Without the pictures, set down every line of the data exactly.

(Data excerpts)
- - -
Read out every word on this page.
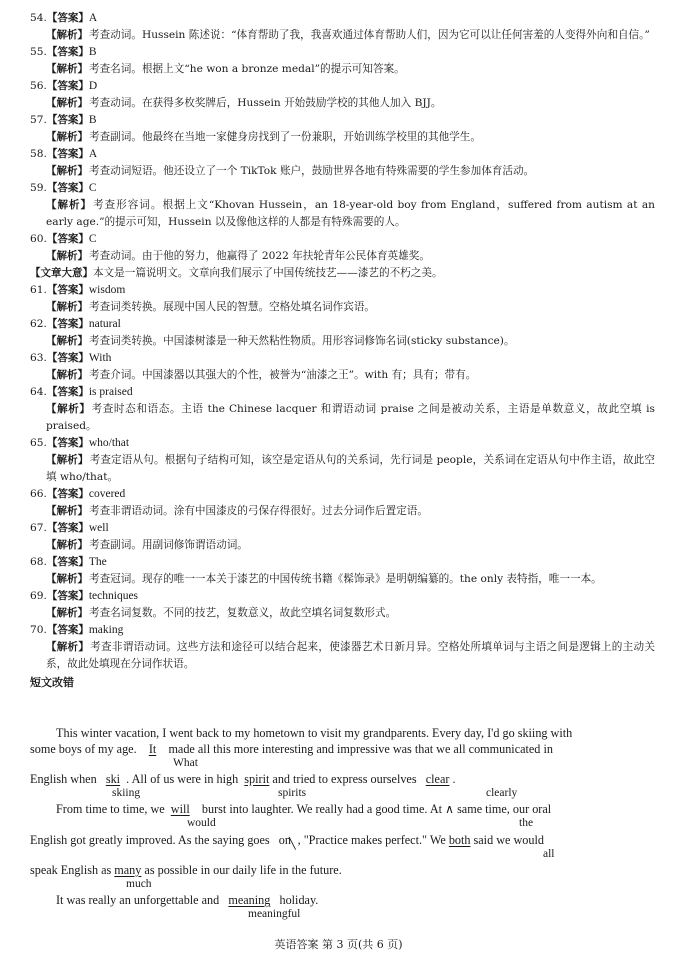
54.【答案】A
【解析】考查动词。Hussein 陈述说：“体育帮助了我，我喜欢通过体育帮助人们，因为它可以让任何害羞的人变得外向和自信。”
55.【答案】B
【解析】考查名词。根据上文“he won a bronze medal”的提示可知答案。
56.【答案】D
【解析】考查动词。在获得多枚奖牌后，Hussein 开始鼓励学校的其他人加入 BJJ。
57.【答案】B
【解析】考查副词。他最终在当地一家健身房找到了一份兼职，开始训练学校里的其他学生。
58.【答案】A
【解析】考查动词短语。他还设立了一个 TikTok 账户，鼓励世界各地有特殊需要的学生参加体育活动。
59.【答案】C
【解析】考查形容词。根据上文“Khovan Hussein，an 18-year-old boy from England，suffered from autism at an early age.”的提示可知，Hussein 以及像他这样的人都是有特殊需要的人。
60.【答案】C
【解析】考查动词。由于他的努力，他赢得了 2022 年扶轮青年公民体育英雄奖。
【文章大意】本文是一篇说明文。文章向我们展示了中国传统技艺——漆艺的不朽之美。
61.【答案】wisdom
【解析】考查词类转换。展现中国人民的智慧。空格处填名词作宾语。
62.【答案】natural
【解析】考查词类转换。中国漆树漆是一种天然粘性物质。用形容词修饰名词(sticky substance)。
63.【答案】With
【解析】考查介词。中国漆器以其强大的个性，被誉为“油漆之王”。with 有；具有；带有。
64.【答案】is praised
【解析】考查时态和语态。主语 the Chinese lacquer 和谓语动词 praise 之间是被动关系，主语是单数意义，故此空填 is praised。
65.【答案】who/that
【解析】考查定语从句。根据句子结构可知，该空是定语从句的关系词，先行词是 people，关系词在定语从句中作主语，故此空填 who/that。
66.【答案】covered
【解析】考查非谓语动词。涂有中国漆皮的弓保存得很好。过去分词作后置定语。
67.【答案】well
【解析】考查副词。用副词修饰谓语动词。
68.【答案】The
【解析】考查冠词。现存的唯一一本关于漆艺的中国传统书籍《髹饰录》是明朝编纂的。the only 表特指，唯一一本。
69.【答案】techniques
【解析】考查名词复数。不同的技艺，复数意义，故此空填名词复数形式。
70.【答案】making
【解析】考查非谓语动词。这些方法和途径可以结合起来，使漆器艺术日新月异。空格处所填单词与主语之间是逻辑上的主动关系，故此处填现在分词作状语。
短文改错
This winter vacation, I went back to my hometown to visit my grandparents. Every day, I'd go skiing with
some boys of my age. It made all this more interesting and impressive was that we all communicated in
What
English when ski . All of us were in high spirit and tried to express ourselves clear .
skiing	spirits	clearly
From time to time, we will burst into laughter. We really had a good time. At ∧ same time, our oral
would	the
English got greatly improved. As the saying goes on╲ , "Practice makes perfect." We both said we would
all
speak English as many as possible in our daily life in the future.
much
It was really an unforgettable and meaning holiday.
meaningful
英语答案 第 3 页(共 6 页)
- - -
Solution to this task —
Read out every word on this page.
54.【答案】A
【解析】考查动词。Hussein 陈述说：“体育帮助了我，我喜欢通过体育帮助人们，因为它可以让任何害羞的人变得外向和自信。”
55.【答案】B
【解析】考查名词。根据上文“he won a bronze medal”的提示可知答案。
56.【答案】D
【解析】考查动词。在获得多枚奖牌后，Hussein 开始鼓励学校的其他人加入 BJJ。
57.【答案】B
【解析】考查副词。他最终在当地一家健身房找到了一份兼职，开始训练学校里的其他学生。
58.【答案】A
【解析】考查动词短语。他还设立了一个 TikTok 账户，鼓励世界各地有特殊需要的学生参加体育活动。
59.【答案】C
【解析】考查形容词。根据上文“Khovan Hussein，an 18-year-old boy from England，suffered from autism at an early age.”的提示可知，Hussein 以及像他这样的人都是有特殊需要的人。
60.【答案】C
【解析】考查动词。由于他的努力，他赢得了 2022 年扶轮青年公民体育英雄奖。
【文章大意】本文是一篇说明文。文章向我们展示了中国传统技艺——漆艺的不朽之美。
61.【答案】wisdom
【解析】考查词类转换。展现中国人民的智慧。空格处填名词作宾语。
62.【答案】natural
【解析】考查词类转换。中国漆树漆是一种天然粘性物质。用形容词修饰名词(sticky substance)。
63.【答案】With
【解析】考查介词。中国漆器以其强大的个性，被誉为“油漆之王”。with 有；具有；带有。
64.【答案】is praised
【解析】考查时态和语态。主语 the Chinese lacquer 和谓语动词 praise 之间是被动关系，主语是单数意义，故此空填 is praised。
65.【答案】who/that
【解析】考查定语从句。根据句子结构可知，该空是定语从句的关系词，先行词是 people，关系词在定语从句中作主语，故此空填 who/that。
66.【答案】covered
【解析】考查非谓语动词。涂有中国漆皮的弓保存得很好。过去分词作后置定语。
67.【答案】well
【解析】考查副词。用副词修饰谓语动词。
68.【答案】The
【解析】考查冠词。现存的唯一一本关于漆艺的中国传统书籍《髹饰录》是明朝编纂的。the only 表特指，唯一一本。
69.【答案】techniques
【解析】考查名词复数。不同的技艺，复数意义，故此空填名词复数形式。
70.【答案】making
【解析】考查非谓语动词。这些方法和途径可以结合起来，使漆器艺术日新月异。空格处所填单词与主语之间是逻辑上的主动关系，故此处填现在分词作状语。
短文改错
This winter vacation, I went back to my hometown to visit my grandparents. Every day, I'd go skiing with
some boys of my age. It made all this more interesting and impressive was that we all communicated in
What
English when ski . All of us were in high spirit and tried to express ourselves clear .
skiing	spirits	clearly
From time to time, we will burst into laughter. We really had a good time. At ∧ same time, our oral
would	the
English got greatly improved. As the saying goes on╲ , "Practice makes perfect." We both said we would
all
speak English as many as possible in our daily life in the future.
much
It was really an unforgettable and meaning holiday.
meaningful
英语答案 第 3 页(共 6 页)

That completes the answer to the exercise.